--- What the exercise asks ---
Copy whichever lines contain the string "Temperature".

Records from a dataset
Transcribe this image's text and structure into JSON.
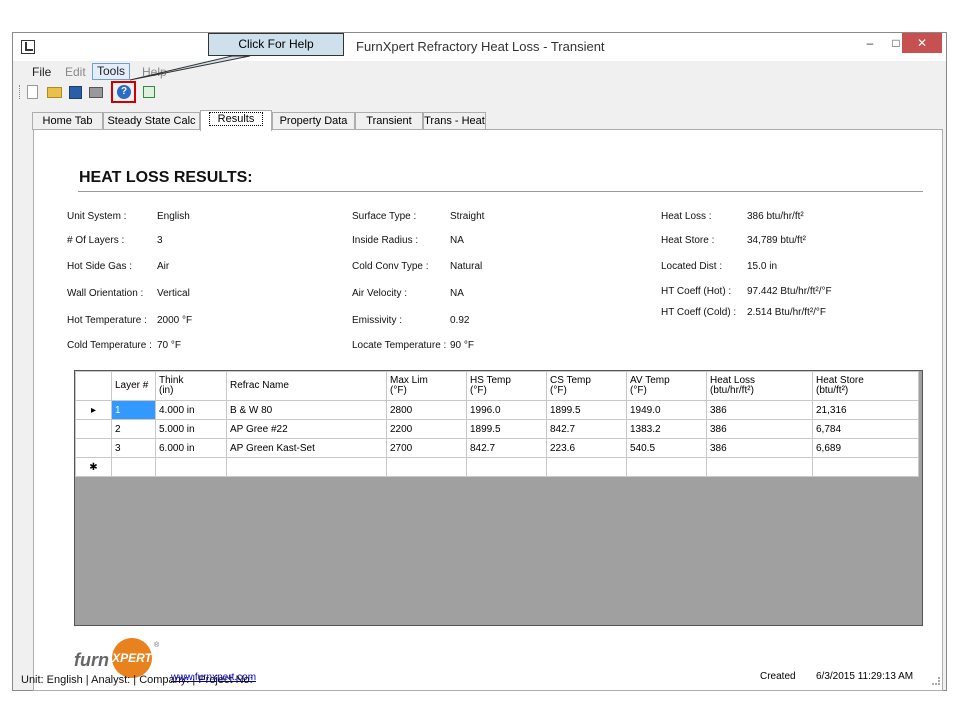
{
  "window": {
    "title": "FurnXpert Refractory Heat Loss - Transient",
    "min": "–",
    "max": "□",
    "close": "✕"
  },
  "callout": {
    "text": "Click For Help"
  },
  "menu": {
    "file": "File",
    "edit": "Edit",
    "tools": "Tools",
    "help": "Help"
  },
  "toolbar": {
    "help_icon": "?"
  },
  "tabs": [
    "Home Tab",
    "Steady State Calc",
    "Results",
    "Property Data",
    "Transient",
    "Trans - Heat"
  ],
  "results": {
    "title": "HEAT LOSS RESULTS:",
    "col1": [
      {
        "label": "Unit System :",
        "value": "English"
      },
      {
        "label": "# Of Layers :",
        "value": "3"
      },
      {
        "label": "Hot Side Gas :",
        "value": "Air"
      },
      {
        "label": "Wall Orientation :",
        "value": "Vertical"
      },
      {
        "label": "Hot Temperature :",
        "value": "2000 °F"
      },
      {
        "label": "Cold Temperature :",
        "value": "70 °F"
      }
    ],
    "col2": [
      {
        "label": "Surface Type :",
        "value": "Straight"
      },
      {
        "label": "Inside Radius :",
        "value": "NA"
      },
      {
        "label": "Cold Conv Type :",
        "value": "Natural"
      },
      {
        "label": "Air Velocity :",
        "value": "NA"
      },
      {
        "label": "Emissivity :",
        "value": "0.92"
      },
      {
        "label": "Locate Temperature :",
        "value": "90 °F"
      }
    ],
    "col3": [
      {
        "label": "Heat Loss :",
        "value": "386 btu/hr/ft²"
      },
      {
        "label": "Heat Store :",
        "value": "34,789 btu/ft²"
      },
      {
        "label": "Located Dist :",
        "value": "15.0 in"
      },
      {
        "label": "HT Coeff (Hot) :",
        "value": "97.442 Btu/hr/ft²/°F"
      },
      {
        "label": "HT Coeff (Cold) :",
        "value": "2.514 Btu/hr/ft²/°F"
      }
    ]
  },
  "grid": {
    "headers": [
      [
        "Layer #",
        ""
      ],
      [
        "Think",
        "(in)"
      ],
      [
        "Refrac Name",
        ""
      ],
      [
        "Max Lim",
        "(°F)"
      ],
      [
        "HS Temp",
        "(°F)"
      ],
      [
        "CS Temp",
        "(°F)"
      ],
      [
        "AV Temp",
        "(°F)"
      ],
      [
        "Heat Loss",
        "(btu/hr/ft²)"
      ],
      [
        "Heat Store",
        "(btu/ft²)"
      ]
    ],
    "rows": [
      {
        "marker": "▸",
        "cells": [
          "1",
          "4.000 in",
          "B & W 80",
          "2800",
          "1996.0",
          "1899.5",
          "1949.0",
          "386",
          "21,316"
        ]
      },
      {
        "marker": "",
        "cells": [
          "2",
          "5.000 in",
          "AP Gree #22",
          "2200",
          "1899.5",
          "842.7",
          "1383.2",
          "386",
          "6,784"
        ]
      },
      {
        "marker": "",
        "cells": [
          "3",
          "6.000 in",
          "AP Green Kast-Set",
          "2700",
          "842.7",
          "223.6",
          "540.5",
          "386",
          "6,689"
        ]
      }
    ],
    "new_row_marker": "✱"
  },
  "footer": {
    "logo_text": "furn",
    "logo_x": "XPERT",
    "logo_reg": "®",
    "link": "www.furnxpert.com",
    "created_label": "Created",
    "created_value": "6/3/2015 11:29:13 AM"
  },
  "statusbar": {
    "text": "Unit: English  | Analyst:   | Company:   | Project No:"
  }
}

--- Exercise answer ---
        "label": "Hot Temperature :",
        "label": "Cold Temperature :",
        "label": "Locate Temperature :",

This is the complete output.